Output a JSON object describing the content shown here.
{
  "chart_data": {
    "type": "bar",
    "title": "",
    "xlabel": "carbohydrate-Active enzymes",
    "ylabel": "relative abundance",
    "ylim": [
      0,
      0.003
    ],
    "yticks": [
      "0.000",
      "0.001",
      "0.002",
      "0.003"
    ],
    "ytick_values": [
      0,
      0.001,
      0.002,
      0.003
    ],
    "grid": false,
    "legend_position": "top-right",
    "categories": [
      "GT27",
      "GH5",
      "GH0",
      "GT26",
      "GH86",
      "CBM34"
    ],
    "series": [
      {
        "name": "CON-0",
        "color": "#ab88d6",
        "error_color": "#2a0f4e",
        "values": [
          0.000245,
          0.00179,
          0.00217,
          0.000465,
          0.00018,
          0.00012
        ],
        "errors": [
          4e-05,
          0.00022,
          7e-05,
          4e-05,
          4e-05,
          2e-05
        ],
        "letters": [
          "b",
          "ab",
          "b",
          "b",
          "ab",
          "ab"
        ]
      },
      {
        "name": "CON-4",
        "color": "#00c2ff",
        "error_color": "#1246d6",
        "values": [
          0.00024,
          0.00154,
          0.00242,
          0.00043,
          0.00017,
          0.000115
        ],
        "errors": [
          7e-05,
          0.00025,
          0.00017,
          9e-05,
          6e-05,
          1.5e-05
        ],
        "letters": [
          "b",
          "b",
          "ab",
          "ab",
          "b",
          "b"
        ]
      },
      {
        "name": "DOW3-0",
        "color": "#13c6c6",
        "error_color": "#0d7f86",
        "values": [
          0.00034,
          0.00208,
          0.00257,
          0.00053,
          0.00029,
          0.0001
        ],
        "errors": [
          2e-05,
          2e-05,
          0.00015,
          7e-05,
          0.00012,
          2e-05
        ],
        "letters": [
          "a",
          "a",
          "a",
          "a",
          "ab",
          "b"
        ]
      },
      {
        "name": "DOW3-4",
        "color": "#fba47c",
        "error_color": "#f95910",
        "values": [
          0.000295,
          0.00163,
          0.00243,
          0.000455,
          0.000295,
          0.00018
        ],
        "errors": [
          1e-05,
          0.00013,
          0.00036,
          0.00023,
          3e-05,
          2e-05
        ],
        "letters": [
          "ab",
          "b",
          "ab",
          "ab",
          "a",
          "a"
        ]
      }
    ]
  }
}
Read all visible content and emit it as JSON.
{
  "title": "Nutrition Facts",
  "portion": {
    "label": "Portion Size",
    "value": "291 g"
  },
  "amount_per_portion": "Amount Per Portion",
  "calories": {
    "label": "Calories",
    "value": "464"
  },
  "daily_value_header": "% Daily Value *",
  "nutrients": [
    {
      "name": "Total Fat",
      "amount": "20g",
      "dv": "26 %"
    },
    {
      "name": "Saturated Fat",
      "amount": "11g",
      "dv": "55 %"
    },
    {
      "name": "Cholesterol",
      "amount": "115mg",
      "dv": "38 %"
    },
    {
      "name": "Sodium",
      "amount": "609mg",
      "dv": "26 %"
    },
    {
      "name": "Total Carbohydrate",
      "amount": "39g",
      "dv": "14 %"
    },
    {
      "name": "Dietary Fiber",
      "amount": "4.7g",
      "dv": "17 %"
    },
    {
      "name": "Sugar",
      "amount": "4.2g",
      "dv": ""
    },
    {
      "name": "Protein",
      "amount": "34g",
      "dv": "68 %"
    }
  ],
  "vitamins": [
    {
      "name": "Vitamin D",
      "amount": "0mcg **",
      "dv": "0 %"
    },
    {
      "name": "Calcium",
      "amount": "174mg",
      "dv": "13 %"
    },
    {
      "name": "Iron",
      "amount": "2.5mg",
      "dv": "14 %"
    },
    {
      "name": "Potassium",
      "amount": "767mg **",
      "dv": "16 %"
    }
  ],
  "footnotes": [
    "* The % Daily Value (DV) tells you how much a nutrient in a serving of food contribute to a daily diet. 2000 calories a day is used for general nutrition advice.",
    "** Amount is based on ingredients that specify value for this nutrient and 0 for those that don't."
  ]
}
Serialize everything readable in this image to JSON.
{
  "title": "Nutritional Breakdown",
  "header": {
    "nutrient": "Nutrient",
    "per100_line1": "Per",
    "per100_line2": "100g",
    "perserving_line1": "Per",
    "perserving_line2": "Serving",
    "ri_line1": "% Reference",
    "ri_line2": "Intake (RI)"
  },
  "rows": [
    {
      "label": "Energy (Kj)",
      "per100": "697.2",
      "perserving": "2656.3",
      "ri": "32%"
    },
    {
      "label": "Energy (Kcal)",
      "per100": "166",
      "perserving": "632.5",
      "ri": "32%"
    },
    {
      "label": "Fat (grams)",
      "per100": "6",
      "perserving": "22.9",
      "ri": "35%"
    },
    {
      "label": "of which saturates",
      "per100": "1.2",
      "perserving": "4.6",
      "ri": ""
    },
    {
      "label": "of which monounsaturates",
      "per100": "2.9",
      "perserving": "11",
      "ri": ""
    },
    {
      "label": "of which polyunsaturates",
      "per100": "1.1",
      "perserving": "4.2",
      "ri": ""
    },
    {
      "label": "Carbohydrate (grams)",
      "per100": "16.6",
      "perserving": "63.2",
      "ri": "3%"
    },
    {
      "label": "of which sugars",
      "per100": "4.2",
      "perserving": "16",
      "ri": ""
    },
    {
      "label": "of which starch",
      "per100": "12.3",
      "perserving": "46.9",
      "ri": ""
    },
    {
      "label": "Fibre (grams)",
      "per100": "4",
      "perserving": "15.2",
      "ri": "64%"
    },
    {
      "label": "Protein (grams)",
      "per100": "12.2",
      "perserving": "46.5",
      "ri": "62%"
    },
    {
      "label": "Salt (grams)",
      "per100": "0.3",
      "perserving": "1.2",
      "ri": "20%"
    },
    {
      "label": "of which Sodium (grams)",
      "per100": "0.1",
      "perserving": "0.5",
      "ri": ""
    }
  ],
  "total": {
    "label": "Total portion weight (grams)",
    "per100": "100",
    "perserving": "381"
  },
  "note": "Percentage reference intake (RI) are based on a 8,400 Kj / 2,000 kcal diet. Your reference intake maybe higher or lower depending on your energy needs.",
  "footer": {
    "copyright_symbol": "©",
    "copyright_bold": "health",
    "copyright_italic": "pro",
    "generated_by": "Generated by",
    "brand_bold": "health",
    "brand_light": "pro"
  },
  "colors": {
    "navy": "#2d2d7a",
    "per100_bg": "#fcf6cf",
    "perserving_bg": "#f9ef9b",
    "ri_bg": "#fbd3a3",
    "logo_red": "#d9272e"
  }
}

#### TASK STATEMENT
What lines of the preceding data include the string "JSON"? Pull them out.

#### EXERCISE ANSWER
Output a JSON object describing the content shown here.
Read all visible content and emit it as JSON.
Serialize everything readable in this image to JSON.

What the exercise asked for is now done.